**Stated task:** Provide only the number of lines in the data below that contain the word "Organic".

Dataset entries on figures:
▶
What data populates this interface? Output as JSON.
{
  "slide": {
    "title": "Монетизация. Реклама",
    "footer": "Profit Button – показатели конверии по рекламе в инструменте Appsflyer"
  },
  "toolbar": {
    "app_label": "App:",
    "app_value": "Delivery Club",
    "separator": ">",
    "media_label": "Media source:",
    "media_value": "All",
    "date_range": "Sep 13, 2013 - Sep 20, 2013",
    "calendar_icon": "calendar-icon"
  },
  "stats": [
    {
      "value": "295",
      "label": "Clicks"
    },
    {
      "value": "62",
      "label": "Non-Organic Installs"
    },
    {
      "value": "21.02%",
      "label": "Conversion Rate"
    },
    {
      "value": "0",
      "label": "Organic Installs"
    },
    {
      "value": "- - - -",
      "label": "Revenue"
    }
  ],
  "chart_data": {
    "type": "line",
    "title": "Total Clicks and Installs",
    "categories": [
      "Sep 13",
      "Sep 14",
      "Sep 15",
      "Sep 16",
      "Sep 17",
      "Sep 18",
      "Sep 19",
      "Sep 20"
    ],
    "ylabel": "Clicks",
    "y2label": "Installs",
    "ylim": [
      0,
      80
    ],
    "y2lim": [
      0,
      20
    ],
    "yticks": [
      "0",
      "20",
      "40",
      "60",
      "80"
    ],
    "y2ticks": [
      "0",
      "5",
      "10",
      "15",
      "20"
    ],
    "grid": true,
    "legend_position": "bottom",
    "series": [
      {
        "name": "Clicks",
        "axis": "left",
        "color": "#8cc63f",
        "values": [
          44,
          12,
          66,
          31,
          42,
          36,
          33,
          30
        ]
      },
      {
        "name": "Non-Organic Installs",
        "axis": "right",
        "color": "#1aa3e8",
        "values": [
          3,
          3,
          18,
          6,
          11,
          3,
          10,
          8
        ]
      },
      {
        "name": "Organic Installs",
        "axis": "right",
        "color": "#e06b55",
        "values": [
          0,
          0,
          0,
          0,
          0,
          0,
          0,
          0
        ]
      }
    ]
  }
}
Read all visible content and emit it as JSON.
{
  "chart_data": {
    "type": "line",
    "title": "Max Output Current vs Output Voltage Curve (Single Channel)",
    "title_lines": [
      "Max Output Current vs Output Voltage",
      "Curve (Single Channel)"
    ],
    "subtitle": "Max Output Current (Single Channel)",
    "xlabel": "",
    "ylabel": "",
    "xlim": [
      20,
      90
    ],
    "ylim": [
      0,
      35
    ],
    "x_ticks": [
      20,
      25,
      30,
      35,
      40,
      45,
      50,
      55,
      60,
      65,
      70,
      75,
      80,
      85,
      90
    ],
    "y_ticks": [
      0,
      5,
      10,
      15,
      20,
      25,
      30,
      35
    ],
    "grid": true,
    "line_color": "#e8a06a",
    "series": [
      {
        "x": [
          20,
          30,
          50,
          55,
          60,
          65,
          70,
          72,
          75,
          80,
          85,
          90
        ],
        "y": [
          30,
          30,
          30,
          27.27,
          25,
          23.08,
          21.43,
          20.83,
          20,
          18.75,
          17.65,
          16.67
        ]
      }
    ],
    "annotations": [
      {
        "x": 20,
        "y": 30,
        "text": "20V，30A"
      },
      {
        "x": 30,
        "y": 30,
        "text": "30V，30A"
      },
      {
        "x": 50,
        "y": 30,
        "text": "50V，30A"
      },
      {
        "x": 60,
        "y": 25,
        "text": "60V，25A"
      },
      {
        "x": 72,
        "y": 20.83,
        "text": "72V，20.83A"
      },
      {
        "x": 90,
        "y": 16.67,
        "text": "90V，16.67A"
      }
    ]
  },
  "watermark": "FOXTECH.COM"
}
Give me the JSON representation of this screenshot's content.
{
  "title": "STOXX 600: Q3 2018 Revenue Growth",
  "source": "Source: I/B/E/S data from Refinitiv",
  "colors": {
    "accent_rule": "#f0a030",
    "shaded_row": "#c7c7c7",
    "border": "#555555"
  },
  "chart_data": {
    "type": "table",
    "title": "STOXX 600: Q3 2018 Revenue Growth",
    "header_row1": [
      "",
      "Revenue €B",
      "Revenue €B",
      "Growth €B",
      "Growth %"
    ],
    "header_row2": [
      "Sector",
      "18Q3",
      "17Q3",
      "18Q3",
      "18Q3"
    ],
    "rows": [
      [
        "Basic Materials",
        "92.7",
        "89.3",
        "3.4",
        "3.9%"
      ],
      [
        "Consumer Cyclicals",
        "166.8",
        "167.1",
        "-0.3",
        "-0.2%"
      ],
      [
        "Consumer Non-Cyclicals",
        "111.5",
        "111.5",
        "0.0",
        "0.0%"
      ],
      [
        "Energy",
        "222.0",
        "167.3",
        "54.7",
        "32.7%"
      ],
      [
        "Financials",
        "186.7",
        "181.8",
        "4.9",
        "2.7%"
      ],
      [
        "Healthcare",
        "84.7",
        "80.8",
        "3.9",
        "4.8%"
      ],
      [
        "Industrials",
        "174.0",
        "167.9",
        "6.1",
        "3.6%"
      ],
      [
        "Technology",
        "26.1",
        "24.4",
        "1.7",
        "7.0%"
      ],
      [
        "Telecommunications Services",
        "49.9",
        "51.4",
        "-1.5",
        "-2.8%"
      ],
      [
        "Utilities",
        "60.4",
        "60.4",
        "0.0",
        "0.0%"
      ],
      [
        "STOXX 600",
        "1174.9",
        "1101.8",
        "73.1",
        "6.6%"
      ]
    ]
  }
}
◀
**Response:** 4